Request
Retype the material word for word.

>> start Task inputs

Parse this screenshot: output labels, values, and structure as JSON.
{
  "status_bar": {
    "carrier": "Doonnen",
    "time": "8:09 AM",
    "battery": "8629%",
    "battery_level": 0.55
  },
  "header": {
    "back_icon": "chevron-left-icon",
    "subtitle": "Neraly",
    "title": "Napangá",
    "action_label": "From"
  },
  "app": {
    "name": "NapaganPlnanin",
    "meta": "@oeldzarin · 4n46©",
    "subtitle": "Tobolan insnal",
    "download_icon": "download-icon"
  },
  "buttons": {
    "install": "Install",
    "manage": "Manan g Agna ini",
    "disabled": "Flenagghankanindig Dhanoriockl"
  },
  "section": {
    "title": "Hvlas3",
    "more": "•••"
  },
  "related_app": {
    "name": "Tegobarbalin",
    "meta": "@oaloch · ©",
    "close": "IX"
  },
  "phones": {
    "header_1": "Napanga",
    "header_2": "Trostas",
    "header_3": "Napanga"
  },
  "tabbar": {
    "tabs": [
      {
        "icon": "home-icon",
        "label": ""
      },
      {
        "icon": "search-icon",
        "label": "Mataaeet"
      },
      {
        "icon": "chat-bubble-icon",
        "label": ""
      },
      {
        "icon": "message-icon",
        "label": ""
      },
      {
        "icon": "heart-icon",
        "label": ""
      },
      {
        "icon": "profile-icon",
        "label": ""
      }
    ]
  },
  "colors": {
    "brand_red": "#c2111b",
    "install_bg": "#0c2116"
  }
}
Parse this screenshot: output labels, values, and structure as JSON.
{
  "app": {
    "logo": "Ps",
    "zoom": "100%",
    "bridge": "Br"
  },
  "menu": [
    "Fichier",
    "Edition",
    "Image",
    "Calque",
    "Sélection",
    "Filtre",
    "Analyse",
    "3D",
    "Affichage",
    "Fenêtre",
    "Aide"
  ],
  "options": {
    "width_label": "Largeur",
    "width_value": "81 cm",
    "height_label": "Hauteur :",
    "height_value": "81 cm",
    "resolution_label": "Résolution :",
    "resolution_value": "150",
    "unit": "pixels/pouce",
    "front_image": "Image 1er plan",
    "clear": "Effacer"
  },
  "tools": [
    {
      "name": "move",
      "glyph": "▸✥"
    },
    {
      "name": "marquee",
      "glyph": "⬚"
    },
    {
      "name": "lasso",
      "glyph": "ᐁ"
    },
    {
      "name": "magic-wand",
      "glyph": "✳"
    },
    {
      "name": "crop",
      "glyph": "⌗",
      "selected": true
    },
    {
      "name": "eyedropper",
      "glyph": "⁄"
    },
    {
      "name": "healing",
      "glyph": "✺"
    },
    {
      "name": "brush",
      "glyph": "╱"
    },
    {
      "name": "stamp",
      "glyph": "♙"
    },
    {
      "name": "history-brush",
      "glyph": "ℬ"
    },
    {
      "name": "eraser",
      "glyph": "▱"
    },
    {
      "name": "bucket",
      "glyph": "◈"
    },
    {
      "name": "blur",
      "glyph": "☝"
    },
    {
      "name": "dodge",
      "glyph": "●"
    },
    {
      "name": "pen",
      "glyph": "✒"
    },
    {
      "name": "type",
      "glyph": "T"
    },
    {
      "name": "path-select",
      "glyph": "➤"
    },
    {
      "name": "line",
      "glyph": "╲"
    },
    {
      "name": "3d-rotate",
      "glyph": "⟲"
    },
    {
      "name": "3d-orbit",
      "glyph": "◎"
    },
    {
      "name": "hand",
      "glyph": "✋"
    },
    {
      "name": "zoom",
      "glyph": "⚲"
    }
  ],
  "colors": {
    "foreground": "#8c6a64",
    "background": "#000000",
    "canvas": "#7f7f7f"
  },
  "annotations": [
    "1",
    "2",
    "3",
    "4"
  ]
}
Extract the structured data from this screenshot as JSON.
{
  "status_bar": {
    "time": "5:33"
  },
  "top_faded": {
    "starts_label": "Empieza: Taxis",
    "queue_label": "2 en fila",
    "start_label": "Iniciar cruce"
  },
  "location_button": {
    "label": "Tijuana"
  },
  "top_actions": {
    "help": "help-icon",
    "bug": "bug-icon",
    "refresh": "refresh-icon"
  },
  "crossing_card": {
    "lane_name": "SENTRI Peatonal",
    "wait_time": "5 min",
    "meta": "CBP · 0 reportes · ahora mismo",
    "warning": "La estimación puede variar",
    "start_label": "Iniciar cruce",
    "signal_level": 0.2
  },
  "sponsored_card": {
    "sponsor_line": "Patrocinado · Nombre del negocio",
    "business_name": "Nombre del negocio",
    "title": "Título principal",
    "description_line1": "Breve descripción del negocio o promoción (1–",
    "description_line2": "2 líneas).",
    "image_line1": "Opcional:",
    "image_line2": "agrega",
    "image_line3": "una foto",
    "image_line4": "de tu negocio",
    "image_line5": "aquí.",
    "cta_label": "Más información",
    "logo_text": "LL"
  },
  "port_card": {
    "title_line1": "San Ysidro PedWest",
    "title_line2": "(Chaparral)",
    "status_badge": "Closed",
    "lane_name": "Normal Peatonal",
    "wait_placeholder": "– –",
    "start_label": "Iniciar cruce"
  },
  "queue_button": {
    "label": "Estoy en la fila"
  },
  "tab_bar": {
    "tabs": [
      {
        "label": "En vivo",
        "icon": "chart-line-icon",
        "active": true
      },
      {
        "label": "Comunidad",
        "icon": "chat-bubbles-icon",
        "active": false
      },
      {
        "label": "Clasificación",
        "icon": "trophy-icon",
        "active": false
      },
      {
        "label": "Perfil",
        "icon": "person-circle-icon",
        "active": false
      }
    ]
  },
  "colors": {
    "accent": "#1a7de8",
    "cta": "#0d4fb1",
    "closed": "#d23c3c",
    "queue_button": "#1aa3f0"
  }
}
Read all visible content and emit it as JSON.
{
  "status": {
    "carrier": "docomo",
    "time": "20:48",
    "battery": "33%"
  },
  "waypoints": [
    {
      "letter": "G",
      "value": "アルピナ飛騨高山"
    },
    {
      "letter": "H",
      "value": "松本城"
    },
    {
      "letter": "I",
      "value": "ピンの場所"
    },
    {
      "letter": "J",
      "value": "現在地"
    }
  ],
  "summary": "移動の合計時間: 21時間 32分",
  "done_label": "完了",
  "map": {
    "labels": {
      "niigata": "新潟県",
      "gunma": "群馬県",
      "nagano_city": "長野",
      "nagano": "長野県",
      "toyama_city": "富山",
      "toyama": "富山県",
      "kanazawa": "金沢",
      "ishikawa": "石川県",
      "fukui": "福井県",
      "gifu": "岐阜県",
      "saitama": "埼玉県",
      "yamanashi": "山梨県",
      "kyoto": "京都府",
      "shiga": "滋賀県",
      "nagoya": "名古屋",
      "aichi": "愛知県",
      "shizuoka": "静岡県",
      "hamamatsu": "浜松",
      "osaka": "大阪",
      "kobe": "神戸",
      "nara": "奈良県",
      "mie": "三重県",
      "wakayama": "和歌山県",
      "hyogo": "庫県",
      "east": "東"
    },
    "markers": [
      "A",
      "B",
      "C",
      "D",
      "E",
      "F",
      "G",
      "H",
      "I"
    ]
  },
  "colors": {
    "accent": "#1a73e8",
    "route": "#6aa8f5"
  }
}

>> end Task inputs

Exercise response
Parse this screenshot: output labels, values, and structure as JSON.
{
  "status_bar": {
    "carrier": "Doonnen",
    "time": "8:09 AM",
    "battery": "8629%",
    "battery_level": 0.55
  },
  "header": {
    "back_icon": "chevron-left-icon",
    "subtitle": "Neraly",
    "title": "Napangá",
    "action_label": "From"
  },
  "app": {
    "name": "NapaganPlnanin",
    "meta": "@oeldzarin · 4n46©",
    "subtitle": "Tobolan insnal",
    "download_icon": "download-icon"
  },
  "buttons": {
    "install": "Install",
    "manage": "Manan g Agna ini",
    "disabled": "Flenagghankanindig Dhanoriockl"
  },
  "section": {
    "title": "Hvlas3",
    "more": "•••"
  },
  "related_app": {
    "name": "Tegobarbalin",
    "meta": "@oaloch · ©",
    "close": "IX"
  },
  "phones": {
    "header_1": "Napanga",
    "header_2": "Trostas",
    "header_3": "Napanga"
  },
  "tabbar": {
    "tabs": [
      {
        "icon": "home-icon",
        "label": ""
      },
      {
        "icon": "search-icon",
        "label": "Mataaeet"
      },
      {
        "icon": "chat-bubble-icon",
        "label": ""
      },
      {
        "icon": "message-icon",
        "label": ""
      },
      {
        "icon": "heart-icon",
        "label": ""
      },
      {
        "icon": "profile-icon",
        "label": ""
      }
    ]
  },
  "colors": {
    "brand_red": "#c2111b",
    "install_bg": "#0c2116"
  }
}
Parse this screenshot: output labels, values, and structure as JSON.
{
  "app": {
    "logo": "Ps",
    "zoom": "100%",
    "bridge": "Br"
  },
  "menu": [
    "Fichier",
    "Edition",
    "Image",
    "Calque",
    "Sélection",
    "Filtre",
    "Analyse",
    "3D",
    "Affichage",
    "Fenêtre",
    "Aide"
  ],
  "options": {
    "width_label": "Largeur",
    "width_value": "81 cm",
    "height_label": "Hauteur :",
    "height_value": "81 cm",
    "resolution_label": "Résolution :",
    "resolution_value": "150",
    "unit": "pixels/pouce",
    "front_image": "Image 1er plan",
    "clear": "Effacer"
  },
  "tools": [
    {
      "name": "move",
      "glyph": "▸✥"
    },
    {
      "name": "marquee",
      "glyph": "⬚"
    },
    {
      "name": "lasso",
      "glyph": "ᐁ"
    },
    {
      "name": "magic-wand",
      "glyph": "✳"
    },
    {
      "name": "crop",
      "glyph": "⌗",
      "selected": true
    },
    {
      "name": "eyedropper",
      "glyph": "⁄"
    },
    {
      "name": "healing",
      "glyph": "✺"
    },
    {
      "name": "brush",
      "glyph": "╱"
    },
    {
      "name": "stamp",
      "glyph": "♙"
    },
    {
      "name": "history-brush",
      "glyph": "ℬ"
    },
    {
      "name": "eraser",
      "glyph": "▱"
    },
    {
      "name": "bucket",
      "glyph": "◈"
    },
    {
      "name": "blur",
      "glyph": "☝"
    },
    {
      "name": "dodge",
      "glyph": "●"
    },
    {
      "name": "pen",
      "glyph": "✒"
    },
    {
      "name": "type",
      "glyph": "T"
    },
    {
      "name": "path-select",
      "glyph": "➤"
    },
    {
      "name": "line",
      "glyph": "╲"
    },
    {
      "name": "3d-rotate",
      "glyph": "⟲"
    },
    {
      "name": "3d-orbit",
      "glyph": "◎"
    },
    {
      "name": "hand",
      "glyph": "✋"
    },
    {
      "name": "zoom",
      "glyph": "⚲"
    }
  ],
  "colors": {
    "foreground": "#8c6a64",
    "background": "#000000",
    "canvas": "#7f7f7f"
  },
  "annotations": [
    "1",
    "2",
    "3",
    "4"
  ]
}
Extract the structured data from this screenshot as JSON.
{
  "status_bar": {
    "time": "5:33"
  },
  "top_faded": {
    "starts_label": "Empieza: Taxis",
    "queue_label": "2 en fila",
    "start_label": "Iniciar cruce"
  },
  "location_button": {
    "label": "Tijuana"
  },
  "top_actions": {
    "help": "help-icon",
    "bug": "bug-icon",
    "refresh": "refresh-icon"
  },
  "crossing_card": {
    "lane_name": "SENTRI Peatonal",
    "wait_time": "5 min",
    "meta": "CBP · 0 reportes · ahora mismo",
    "warning": "La estimación puede variar",
    "start_label": "Iniciar cruce",
    "signal_level": 0.2
  },
  "sponsored_card": {
    "sponsor_line": "Patrocinado · Nombre del negocio",
    "business_name": "Nombre del negocio",
    "title": "Título principal",
    "description_line1": "Breve descripción del negocio o promoción (1–",
    "description_line2": "2 líneas).",
    "image_line1": "Opcional:",
    "image_line2": "agrega",
    "image_line3": "una foto",
    "image_line4": "de tu negocio",
    "image_line5": "aquí.",
    "cta_label": "Más información",
    "logo_text": "LL"
  },
  "port_card": {
    "title_line1": "San Ysidro PedWest",
    "title_line2": "(Chaparral)",
    "status_badge": "Closed",
    "lane_name": "Normal Peatonal",
    "wait_placeholder": "– –",
    "start_label": "Iniciar cruce"
  },
  "queue_button": {
    "label": "Estoy en la fila"
  },
  "tab_bar": {
    "tabs": [
      {
        "label": "En vivo",
        "icon": "chart-line-icon",
        "active": true
      },
      {
        "label": "Comunidad",
        "icon": "chat-bubbles-icon",
        "active": false
      },
      {
        "label": "Clasificación",
        "icon": "trophy-icon",
        "active": false
      },
      {
        "label": "Perfil",
        "icon": "person-circle-icon",
        "active": false
      }
    ]
  },
  "colors": {
    "accent": "#1a7de8",
    "cta": "#0d4fb1",
    "closed": "#d23c3c",
    "queue_button": "#1aa3f0"
  }
}
Read all visible content and emit it as JSON.
{
  "status": {
    "carrier": "docomo",
    "time": "20:48",
    "battery": "33%"
  },
  "waypoints": [
    {
      "letter": "G",
      "value": "アルピナ飛騨高山"
    },
    {
      "letter": "H",
      "value": "松本城"
    },
    {
      "letter": "I",
      "value": "ピンの場所"
    },
    {
      "letter": "J",
      "value": "現在地"
    }
  ],
  "summary": "移動の合計時間: 21時間 32分",
  "done_label": "完了",
  "map": {
    "labels": {
      "niigata": "新潟県",
      "gunma": "群馬県",
      "nagano_city": "長野",
      "nagano": "長野県",
      "toyama_city": "富山",
      "toyama": "富山県",
      "kanazawa": "金沢",
      "ishikawa": "石川県",
      "fukui": "福井県",
      "gifu": "岐阜県",
      "saitama": "埼玉県",
      "yamanashi": "山梨県",
      "kyoto": "京都府",
      "shiga": "滋賀県",
      "nagoya": "名古屋",
      "aichi": "愛知県",
      "shizuoka": "静岡県",
      "hamamatsu": "浜松",
      "osaka": "大阪",
      "kobe": "神戸",
      "nara": "奈良県",
      "mie": "三重県",
      "wakayama": "和歌山県",
      "hyogo": "庫県",
      "east": "東"
    },
    "markers": [
      "A",
      "B",
      "C",
      "D",
      "E",
      "F",
      "G",
      "H",
      "I"
    ]
  },
  "colors": {
    "accent": "#1a73e8",
    "route": "#6aa8f5"
  }
}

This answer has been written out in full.